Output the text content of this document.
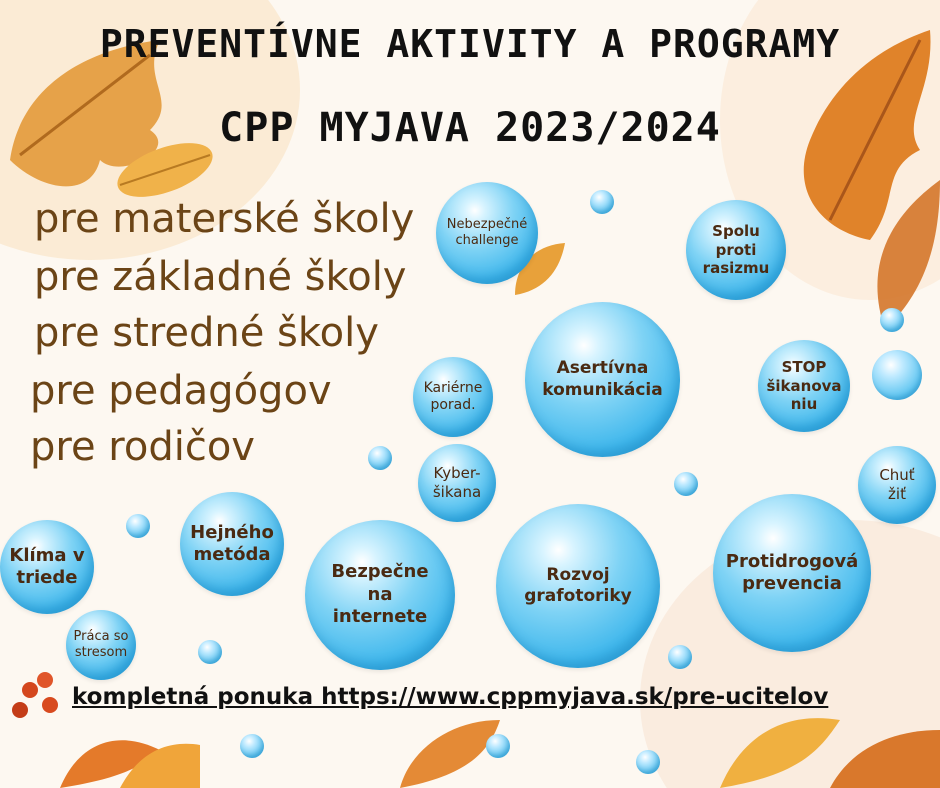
PREVENTÍVNE AKTIVITY A PROGRAMY
CPP MYJAVA 2023/2024
pre materské školy
pre základné školy
pre stredné školy
pre pedagógov
pre rodičov
Nebezpečné challenge
Spolu proti rasizmu
Asertívna komunikácia
STOP šikanova niu
Kariérne porad.
Chuť žiť
Kyber- šikana
Hejného metóda
Klíma v triede	Bezpečne na internete
Rozvoj grafotoriky
Protidrogová prevencia
Práca so stresom
kompletná ponuka https://www.cppmyjava.sk/pre-ucitelov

→ **WORK REQUIRED**: Each record must be quoted in full and exactly. Do not include the pictures.

→ **ANSWER**:
Output the text content of this document.
PREVENTÍVNE AKTIVITY A PROGRAMY
CPP MYJAVA 2023/2024
pre materské školy
pre základné školy
pre stredné školy
pre pedagógov
pre rodičov
Nebezpečné challenge
Spolu proti rasizmu
Asertívna komunikácia
STOP šikanova niu
Kariérne porad.
Chuť žiť
Kyber- šikana
Hejného metóda
Klíma v triede	Bezpečne na internete
Rozvoj grafotoriky
Protidrogová prevencia
Práca so stresom
kompletná ponuka https://www.cppmyjava.sk/pre-ucitelov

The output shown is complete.